**What the task requires**
Extract all lines from the data beneath that include the word "solche".

**Provided data**
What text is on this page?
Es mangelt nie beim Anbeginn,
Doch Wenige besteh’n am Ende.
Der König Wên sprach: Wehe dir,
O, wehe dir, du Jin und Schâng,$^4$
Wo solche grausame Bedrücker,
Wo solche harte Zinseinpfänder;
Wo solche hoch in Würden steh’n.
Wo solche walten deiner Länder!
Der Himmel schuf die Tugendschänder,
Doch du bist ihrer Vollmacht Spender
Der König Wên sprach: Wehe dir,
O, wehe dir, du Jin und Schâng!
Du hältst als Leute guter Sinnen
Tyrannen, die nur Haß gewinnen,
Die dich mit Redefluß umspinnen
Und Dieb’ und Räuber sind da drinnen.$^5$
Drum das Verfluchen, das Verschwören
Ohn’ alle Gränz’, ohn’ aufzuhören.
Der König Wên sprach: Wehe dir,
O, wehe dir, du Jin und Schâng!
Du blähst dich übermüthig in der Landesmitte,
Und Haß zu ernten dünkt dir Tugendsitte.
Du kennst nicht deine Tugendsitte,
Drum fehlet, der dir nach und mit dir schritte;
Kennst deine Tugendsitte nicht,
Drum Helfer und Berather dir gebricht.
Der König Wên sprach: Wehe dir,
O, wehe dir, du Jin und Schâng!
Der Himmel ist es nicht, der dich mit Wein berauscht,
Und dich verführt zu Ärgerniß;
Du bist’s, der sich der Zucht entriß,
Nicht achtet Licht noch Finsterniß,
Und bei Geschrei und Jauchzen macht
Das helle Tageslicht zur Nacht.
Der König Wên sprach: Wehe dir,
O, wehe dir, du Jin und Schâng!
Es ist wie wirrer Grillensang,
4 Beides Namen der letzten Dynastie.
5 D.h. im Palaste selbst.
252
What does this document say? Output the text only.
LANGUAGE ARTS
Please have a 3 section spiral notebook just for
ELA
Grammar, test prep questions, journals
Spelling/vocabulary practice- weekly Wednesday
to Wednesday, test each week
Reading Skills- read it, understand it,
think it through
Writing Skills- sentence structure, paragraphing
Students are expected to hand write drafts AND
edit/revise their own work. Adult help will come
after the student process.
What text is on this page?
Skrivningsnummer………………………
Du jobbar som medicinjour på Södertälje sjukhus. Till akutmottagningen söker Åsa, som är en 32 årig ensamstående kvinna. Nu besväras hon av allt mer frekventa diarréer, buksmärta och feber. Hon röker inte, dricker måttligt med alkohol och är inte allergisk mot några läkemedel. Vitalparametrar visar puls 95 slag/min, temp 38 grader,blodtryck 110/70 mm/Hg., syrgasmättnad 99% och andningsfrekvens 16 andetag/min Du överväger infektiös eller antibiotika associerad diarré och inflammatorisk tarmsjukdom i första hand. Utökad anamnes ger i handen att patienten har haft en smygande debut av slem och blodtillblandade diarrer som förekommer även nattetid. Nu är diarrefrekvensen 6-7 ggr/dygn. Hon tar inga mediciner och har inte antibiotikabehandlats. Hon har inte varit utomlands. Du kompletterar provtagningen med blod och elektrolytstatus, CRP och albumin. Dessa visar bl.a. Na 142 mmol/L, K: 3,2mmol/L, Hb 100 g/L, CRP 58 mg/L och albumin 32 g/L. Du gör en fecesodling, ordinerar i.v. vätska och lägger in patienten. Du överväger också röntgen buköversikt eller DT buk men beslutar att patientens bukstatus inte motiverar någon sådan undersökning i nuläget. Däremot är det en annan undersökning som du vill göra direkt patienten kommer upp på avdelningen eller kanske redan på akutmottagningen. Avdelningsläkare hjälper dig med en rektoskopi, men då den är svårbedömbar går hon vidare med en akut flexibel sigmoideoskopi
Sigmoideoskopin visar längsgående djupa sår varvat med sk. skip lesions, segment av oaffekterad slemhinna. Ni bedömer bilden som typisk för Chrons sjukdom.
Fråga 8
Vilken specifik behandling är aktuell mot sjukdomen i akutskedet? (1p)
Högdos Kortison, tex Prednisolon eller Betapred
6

**Output for this task**
Wo solche grausame Bedrücker,
Wo solche harte Zinseinpfänder;
Wo solche hoch in Würden steh’n.
Wo solche walten deiner Länder!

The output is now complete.